*THE RECORDS*.
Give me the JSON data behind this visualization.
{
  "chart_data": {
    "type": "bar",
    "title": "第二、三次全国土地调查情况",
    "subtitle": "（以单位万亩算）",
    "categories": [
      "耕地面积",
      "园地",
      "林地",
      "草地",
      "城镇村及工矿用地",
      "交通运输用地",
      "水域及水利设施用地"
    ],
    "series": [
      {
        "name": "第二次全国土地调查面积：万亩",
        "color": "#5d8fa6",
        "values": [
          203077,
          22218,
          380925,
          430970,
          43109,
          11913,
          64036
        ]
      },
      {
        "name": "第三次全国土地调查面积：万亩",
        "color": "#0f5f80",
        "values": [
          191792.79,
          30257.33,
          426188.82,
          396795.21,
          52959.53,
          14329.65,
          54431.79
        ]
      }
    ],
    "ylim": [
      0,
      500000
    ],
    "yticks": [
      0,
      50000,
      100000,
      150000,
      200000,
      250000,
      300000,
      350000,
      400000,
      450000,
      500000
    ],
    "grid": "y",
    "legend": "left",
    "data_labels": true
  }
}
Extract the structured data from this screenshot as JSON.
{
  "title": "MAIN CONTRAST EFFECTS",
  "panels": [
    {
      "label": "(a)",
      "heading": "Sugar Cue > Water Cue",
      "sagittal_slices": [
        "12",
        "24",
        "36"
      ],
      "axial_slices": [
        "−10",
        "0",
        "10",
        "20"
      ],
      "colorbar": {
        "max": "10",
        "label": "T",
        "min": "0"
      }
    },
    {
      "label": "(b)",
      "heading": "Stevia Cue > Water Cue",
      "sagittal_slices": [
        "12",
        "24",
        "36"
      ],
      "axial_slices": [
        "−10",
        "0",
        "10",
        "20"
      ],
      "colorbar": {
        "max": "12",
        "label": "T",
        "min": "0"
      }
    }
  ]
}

*WRITTEN REQUEST*.
Starting from the line with "Extract the structured" and ending with the final line of the data, quote every line exactly, both ends included.

*PROBLEM SOLUTION*.
Extract the structured data from this screenshot as JSON.
{
  "title": "MAIN CONTRAST EFFECTS",
  "panels": [
    {
      "label": "(a)",
      "heading": "Sugar Cue > Water Cue",
      "sagittal_slices": [
        "12",
        "24",
        "36"
      ],
      "axial_slices": [
        "−10",
        "0",
        "10",
        "20"
      ],
      "colorbar": {
        "max": "10",
        "label": "T",
        "min": "0"
      }
    },
    {
      "label": "(b)",
      "heading": "Stevia Cue > Water Cue",
      "sagittal_slices": [
        "12",
        "24",
        "36"
      ],
      "axial_slices": [
        "−10",
        "0",
        "10",
        "20"
      ],
      "colorbar": {
        "max": "12",
        "label": "T",
        "min": "0"
      }
    }
  ]
}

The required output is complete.